**GOAL:**
Go through the lines below and copy each one that holds the string "Ordinario".

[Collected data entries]
---*---

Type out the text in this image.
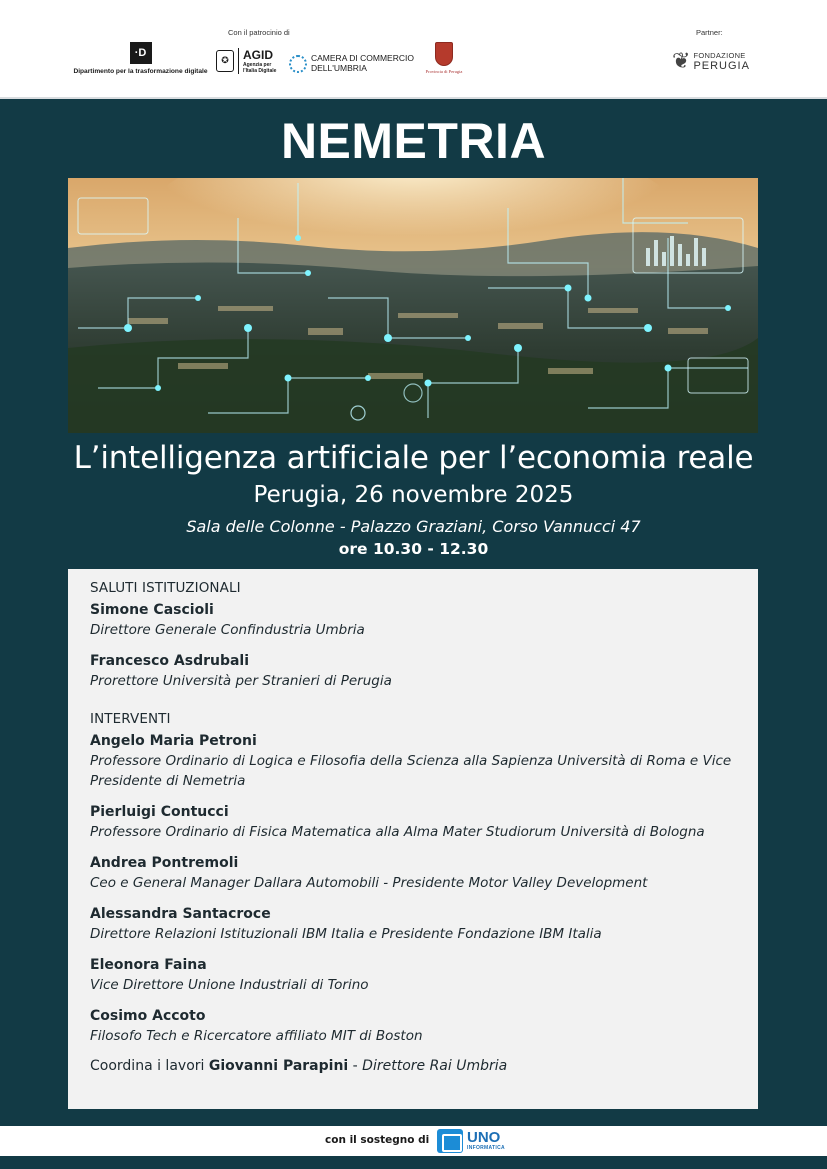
Con il patrocinio di	Partner:
·D
Dipartimento per la trasformazione digitale
✪	AGID
Agenzia per l'Italia Digitale
CAMERA DI COMMERCIO DELL'UMBRIA	Provincia di Perugia	❦ FONDAZIONE
PERUGIA
NEMETRIA
L’intelligenza artificiale per l’economia reale
Perugia, 26 novembre 2025
Sala delle Colonne - Palazzo Graziani, Corso Vannucci 47
ore 10.30 - 12.30
SALUTI ISTITUZIONALI
Simone Cascioli
Direttore Generale Confindustria Umbria
Francesco Asdrubali
Prorettore Università per Stranieri di Perugia
INTERVENTI
Angelo Maria Petroni
Professore Ordinario di Logica e Filosofia della Scienza alla Sapienza Università di Roma e Vice Presidente di Nemetria
Pierluigi Contucci
Professore Ordinario di Fisica Matematica alla Alma Mater Studiorum Università di Bologna
Andrea Pontremoli
Ceo e General Manager Dallara Automobili - Presidente Motor Valley Development
Alessandra Santacroce
Direttore Relazioni Istituzionali IBM Italia e Presidente Fondazione IBM Italia
Eleonora Faina
Vice Direttore Unione Industriali di Torino
Cosimo Accoto
Filosofo Tech e Ricercatore affiliato MIT di Boston
Coordina i lavori Giovanni Parapini - Direttore Rai Umbria
con il sostegno di	UNO
INFORMATICA
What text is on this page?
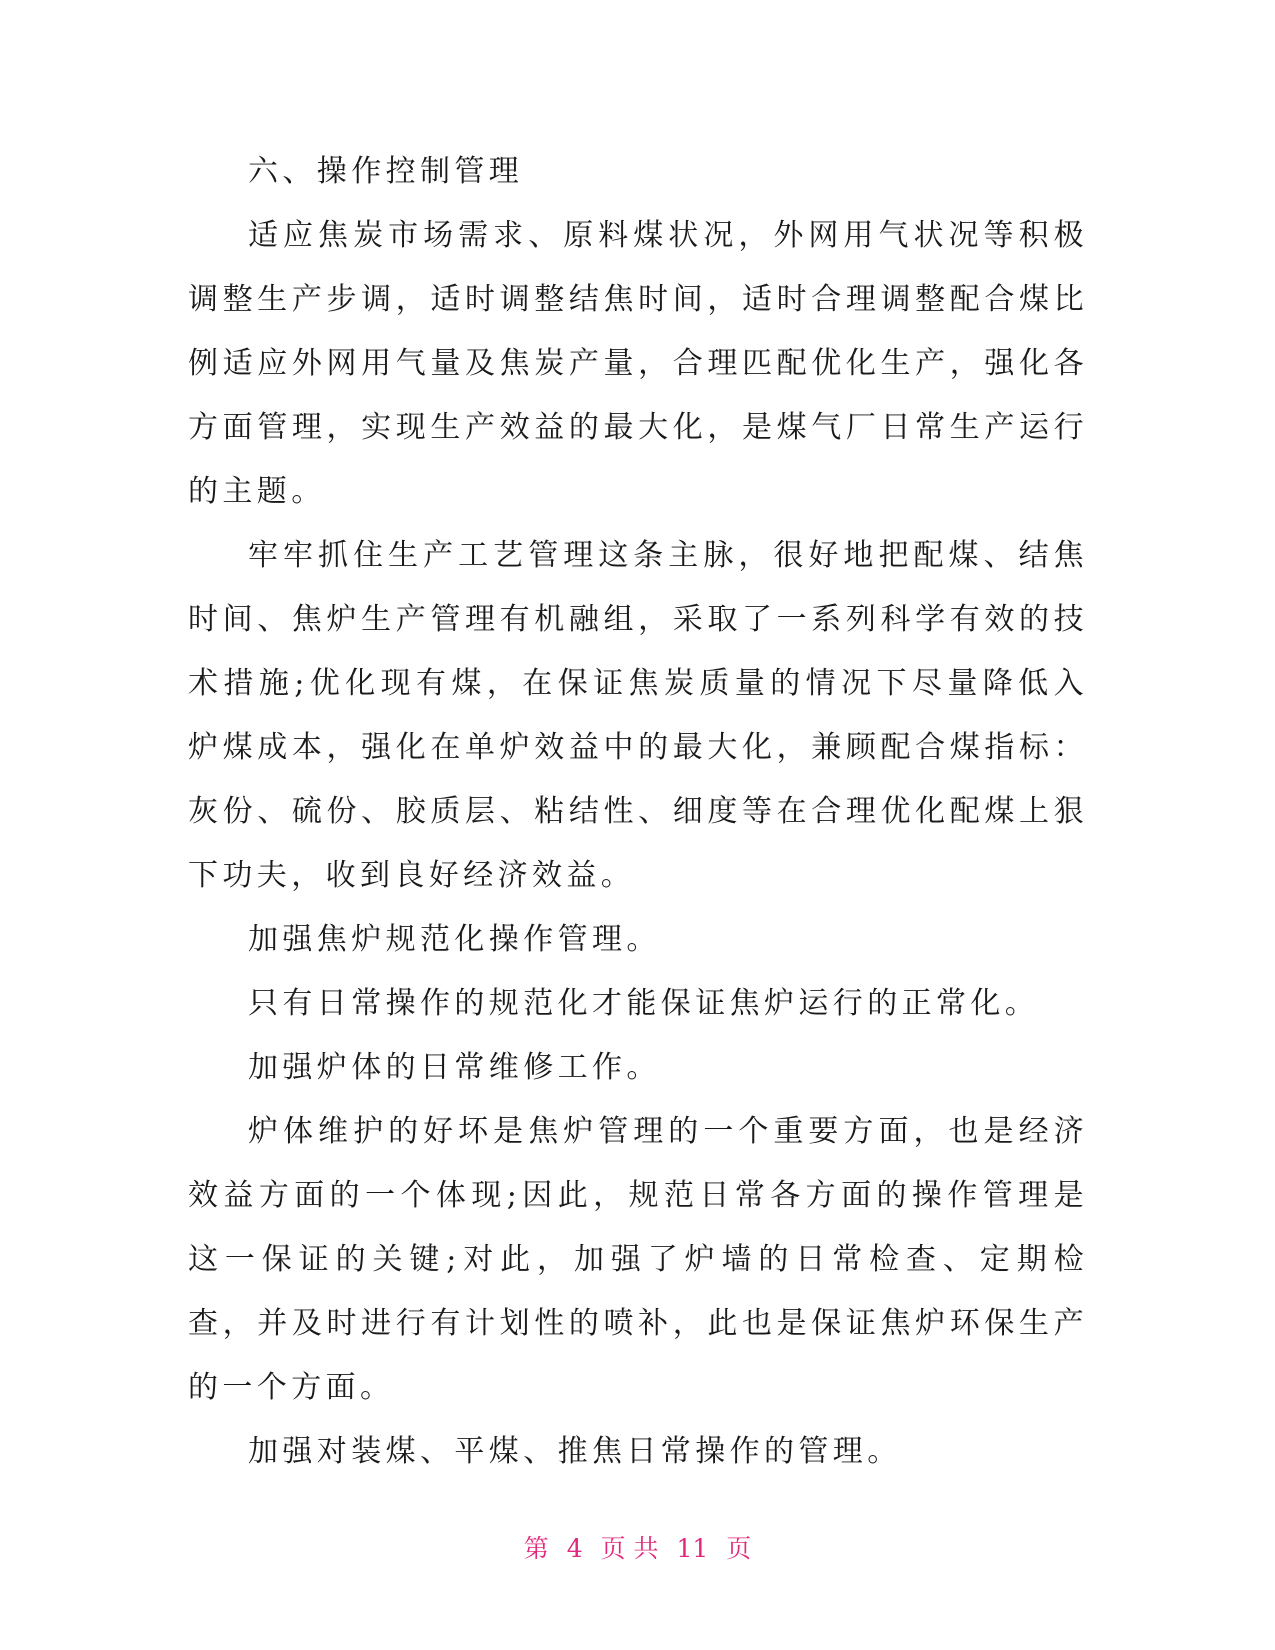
六、操作控制管理

适应焦炭市场需求、原料煤状况，外网用气状况等积极调整生产步调，适时调整结焦时间，适时合理调整配合煤比例适应外网用气量及焦炭产量，合理匹配优化生产，强化各方面管理，实现生产效益的最大化，是煤气厂日常生产运行的主题。

牢牢抓住生产工艺管理这条主脉，很好地把配煤、结焦时间、焦炉生产管理有机融组，采取了一系列科学有效的技术措施;优化现有煤，在保证焦炭质量的情况下尽量降低入炉煤成本，强化在单炉效益中的最大化，兼顾配合煤指标：灰份、硫份、胶质层、粘结性、细度等在合理优化配煤上狠下功夫，收到良好经济效益。

加强焦炉规范化操作管理。

只有日常操作的规范化才能保证焦炉运行的正常化。

加强炉体的日常维修工作。

炉体维护的好坏是焦炉管理的一个重要方面，也是经济效益方面的一个体现;因此，规范日常各方面的操作管理是这一保证的关键;对此，加强了炉墙的日常检查、定期检查，并及时进行有计划性的喷补，此也是保证焦炉环保生产的一个方面。

加强对装煤、平煤、推焦日常操作的管理。

第 4 页 共 11 页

---*---

**EXERCISE SOLUTION:**
Professore Ordinario di Logica e Filosofia della Scienza alla Sapienza Università di Roma e Vice Presidente di Nemetria
Professore Ordinario di Fisica Matematica alla Alma Mater Studiorum Università di Bologna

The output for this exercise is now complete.